AIM OF THE EXERCISE: Only lines with the word "Stay" are needed; collect each of them from the listing below.

>> BEGIN DATA FOR THE TASK

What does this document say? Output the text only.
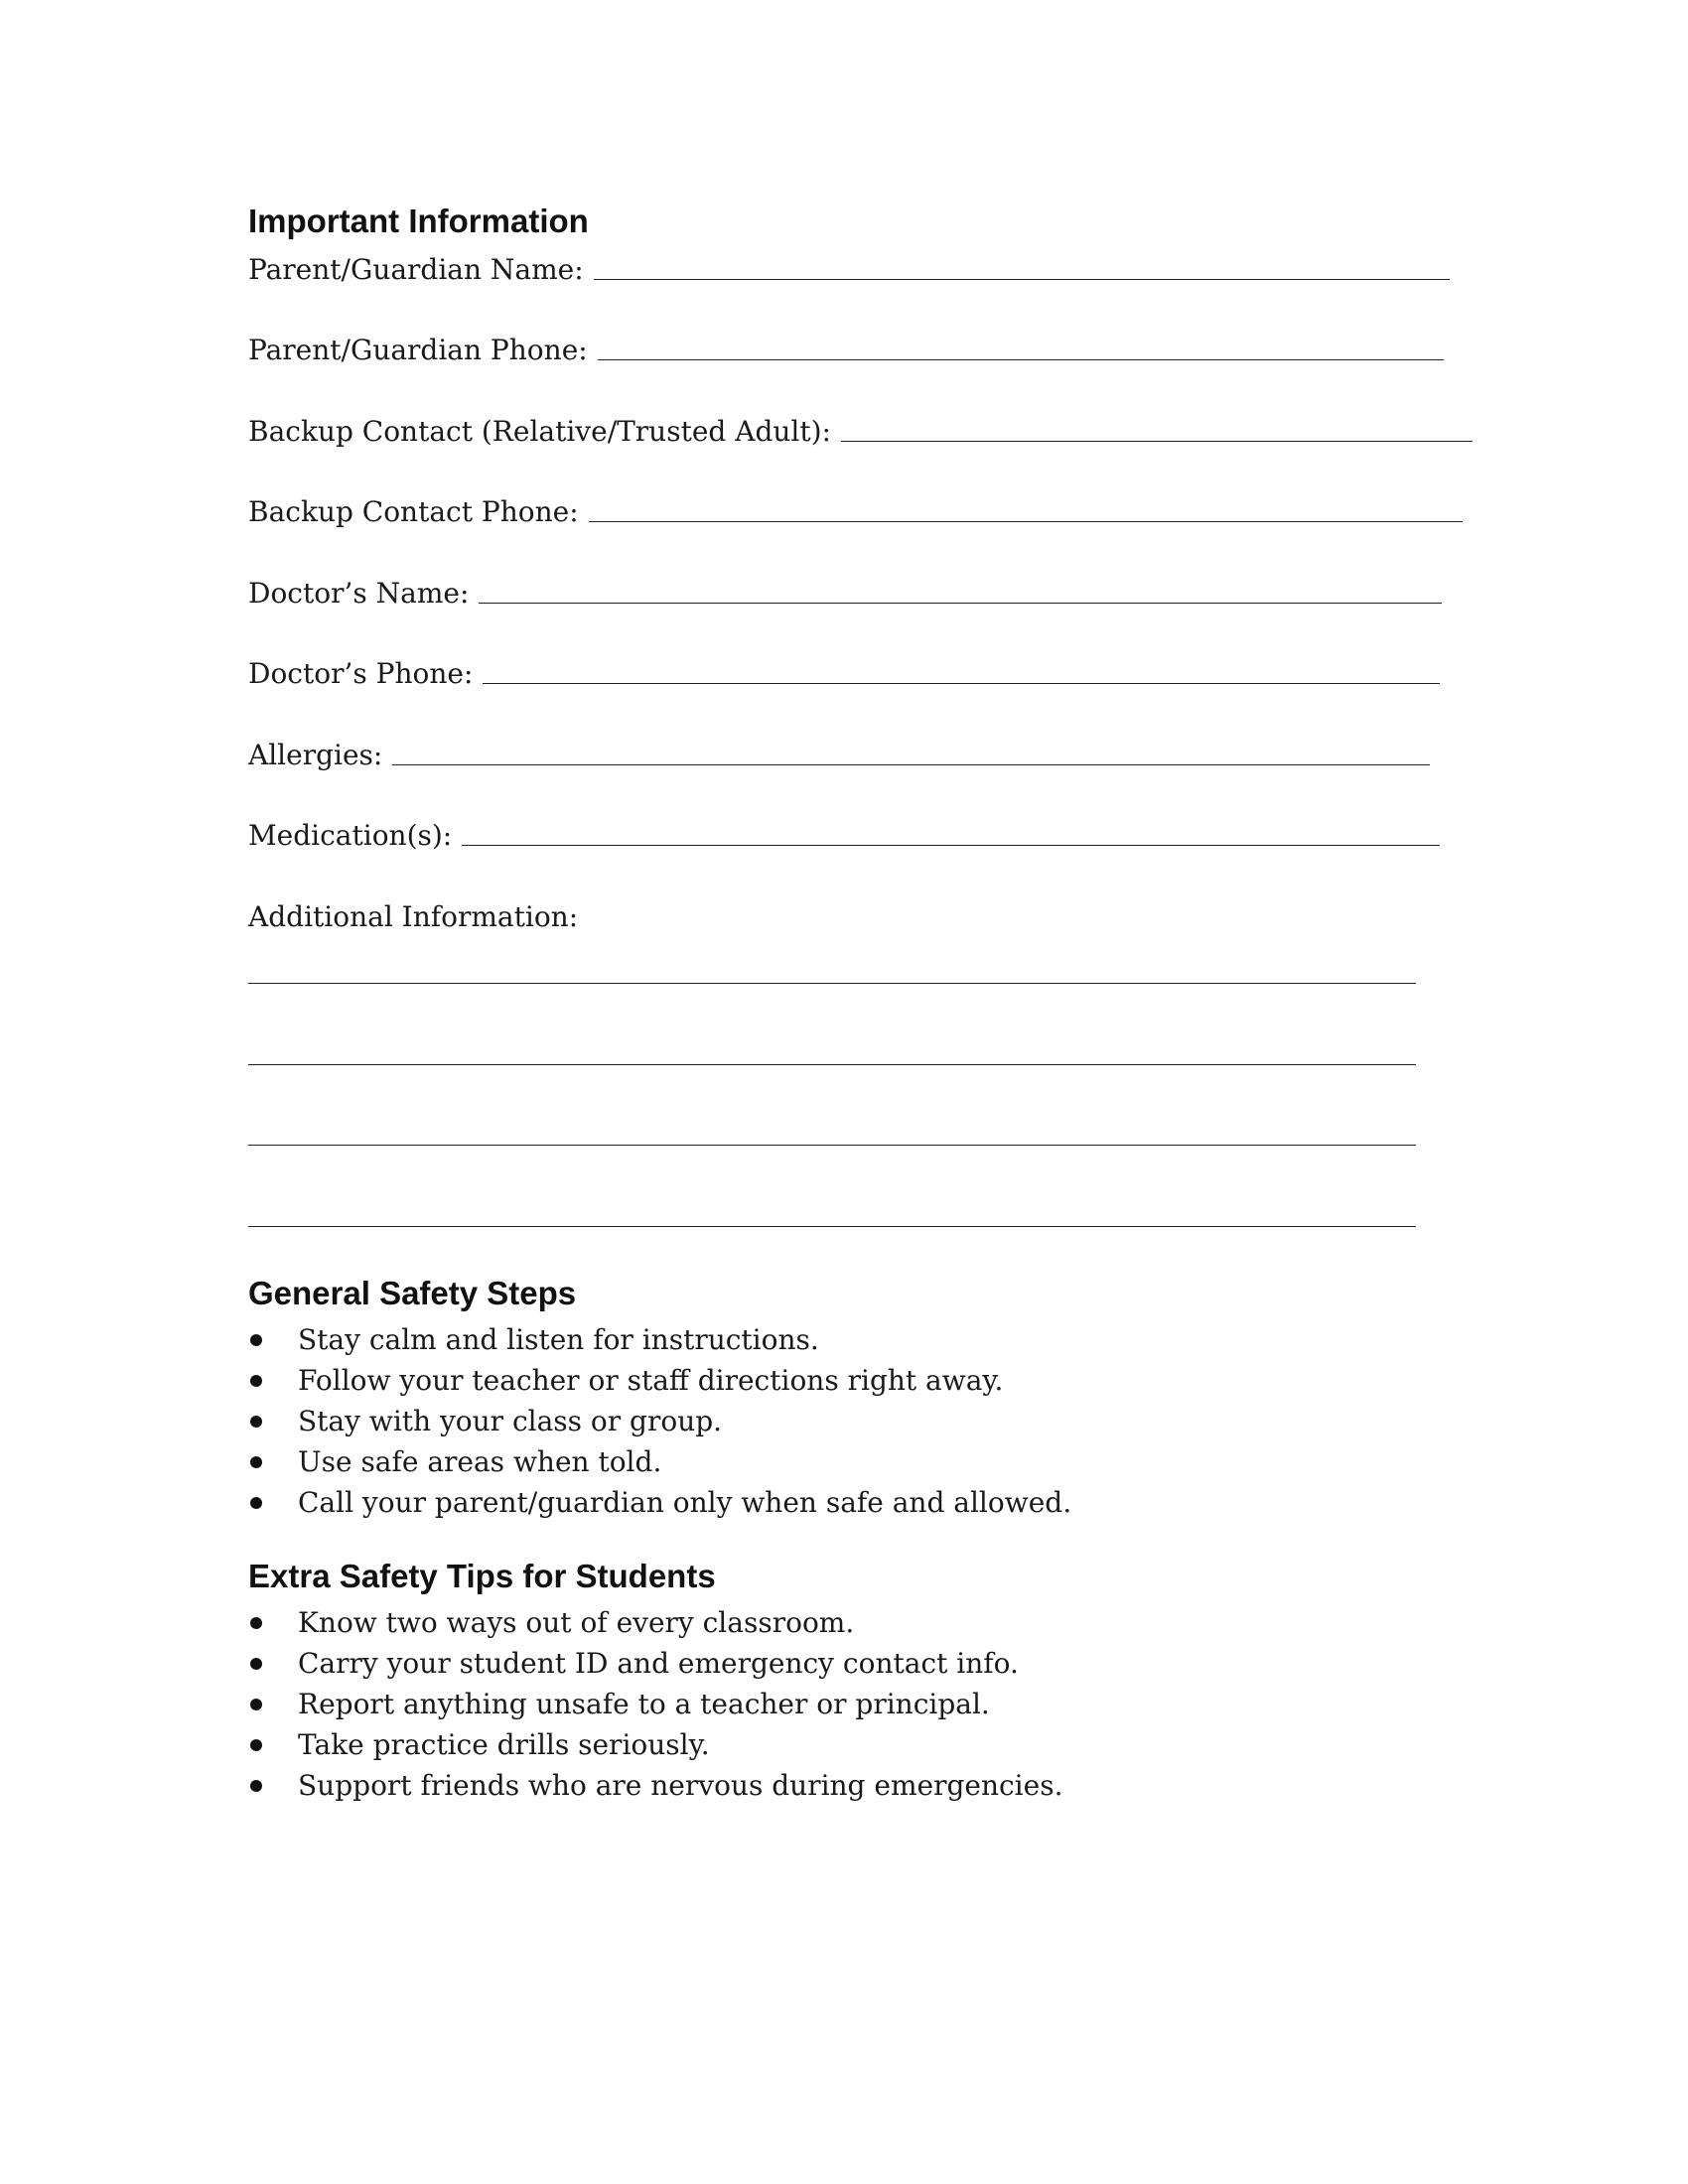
Important Information
Parent/Guardian Name:
Parent/Guardian Phone:
Backup Contact (Relative/Trusted Adult):
Backup Contact Phone:
Doctor’s Name:
Doctor’s Phone:
Allergies:
Medication(s):
Additional Information:
General Safety Steps
Stay calm and listen for instructions.
Follow your teacher or staff directions right away.
Stay with your class or group.
Use safe areas when told.
Call your parent/guardian only when safe and allowed.
Extra Safety Tips for Students
Know two ways out of every classroom.
Carry your student ID and emergency contact info.
Report anything unsafe to a teacher or principal.
Take practice drills seriously.
Support friends who are nervous during emergencies.
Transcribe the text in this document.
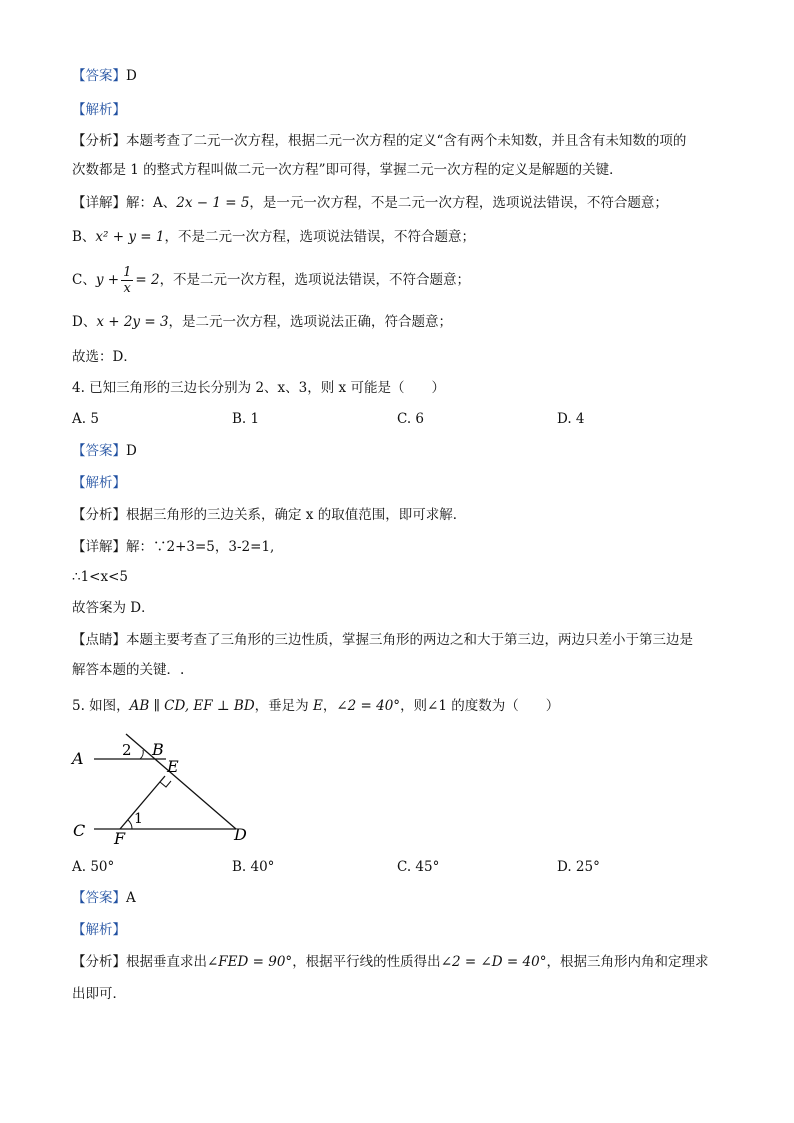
【答案】D
【解析】
【分析】本题考查了二元一次方程，根据二元一次方程的定义“含有两个未知数，并且含有未知数的项的
次数都是 1 的整式方程叫做二元一次方程”即可得，掌握二元一次方程的定义是解题的关键．
【详解】解：A、2x − 1 = 5，是一元一次方程，不是二元一次方程，选项说法错误，不符合题意；
B、x² + y = 1，不是二元一次方程，选项说法错误，不符合题意；
C、$y + \frac{1}{x} = 2$，不是二元一次方程，选项说法错误，不符合题意；
D、x + 2y = 3，是二元一次方程，选项说法正确，符合题意；
故选：D．
4. 已知三角形的三边长分别为 2、x、3，则 x 可能是（　　）
A. 5	B. 1	C. 6	D. 4
【答案】D
【解析】
【分析】根据三角形的三边关系，确定 x 的取值范围，即可求解．
【详解】解：∵2+3=5，3-2=1,
∴1<x<5
故答案为 D．
【点睛】本题主要考查了三角形的三边性质，掌握三角形的两边之和大于第三边，两边只差小于第三边是
解答本题的关键．.
5. 如图，AB ∥ CD, EF ⊥ BD，垂足为 E，∠2 = 40°，则∠1 的度数为（　　）
A	2 B
E
C
1
F	D
A. 50°	B. 40°	C. 45°	D. 25°
【答案】A
【解析】
【分析】根据垂直求出∠FED = 90°，根据平行线的性质得出∠2 = ∠D = 40°，根据三角形内角和定理求
出即可．
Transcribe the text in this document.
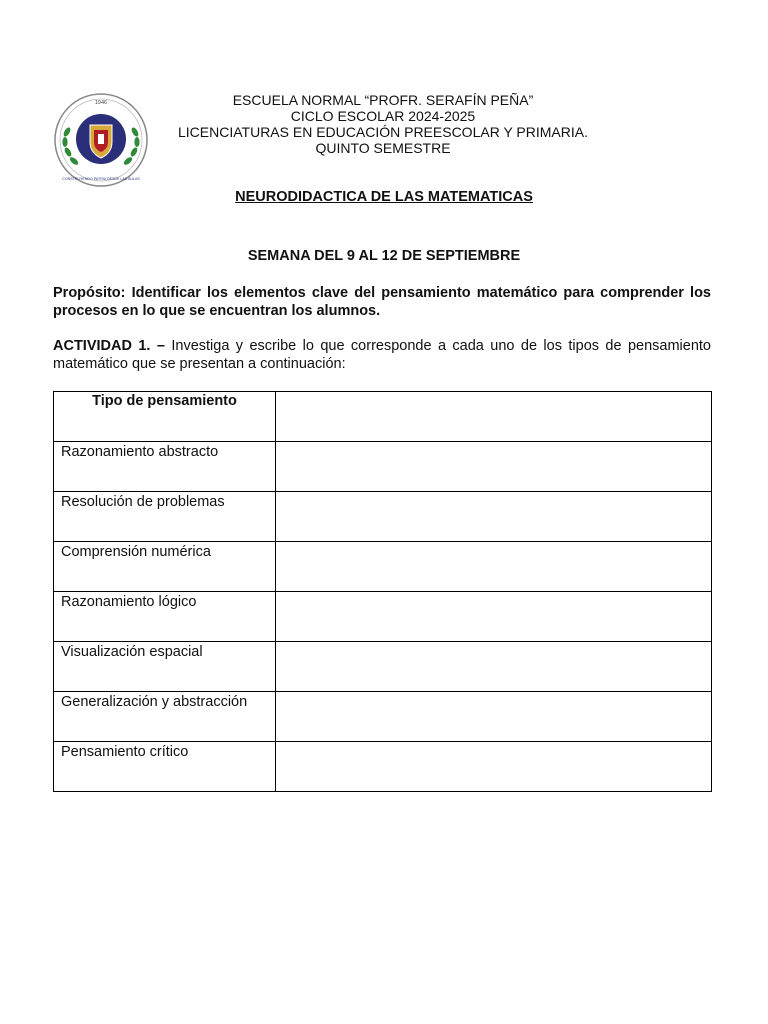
1946
CONSTRUYENDO PATRIA DESDE LAS AULAS
MONTEMORELOS N.L.
ESCUELA NORMAL “PROFR. SERAFÍN PEÑA”
CICLO ESCOLAR 2024-2025
LICENCIATURAS EN EDUCACIÓN PREESCOLAR Y PRIMARIA.
QUINTO SEMESTRE
NEURODIDACTICA DE LAS MATEMATICAS
SEMANA DEL 9 AL 12 DE SEPTIEMBRE
Propósito: Identificar los elementos clave del pensamiento matemático para comprender los procesos en lo que se encuentran los alumnos.
ACTIVIDAD 1. – Investiga y escribe lo que corresponde a cada uno de los tipos de pensamiento matemático que se presentan a continuación:
Tipo de pensamiento	

Razonamiento abstracto	

Resolución de problemas	

Comprensión numérica	

Razonamiento lógico	

Visualización espacial	

Generalización y abstracción	

Pensamiento crítico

>> END DATA FOR THE TASK

OUTPUT BELOW:
Stay calm and listen for instructions.
Stay with your class or group.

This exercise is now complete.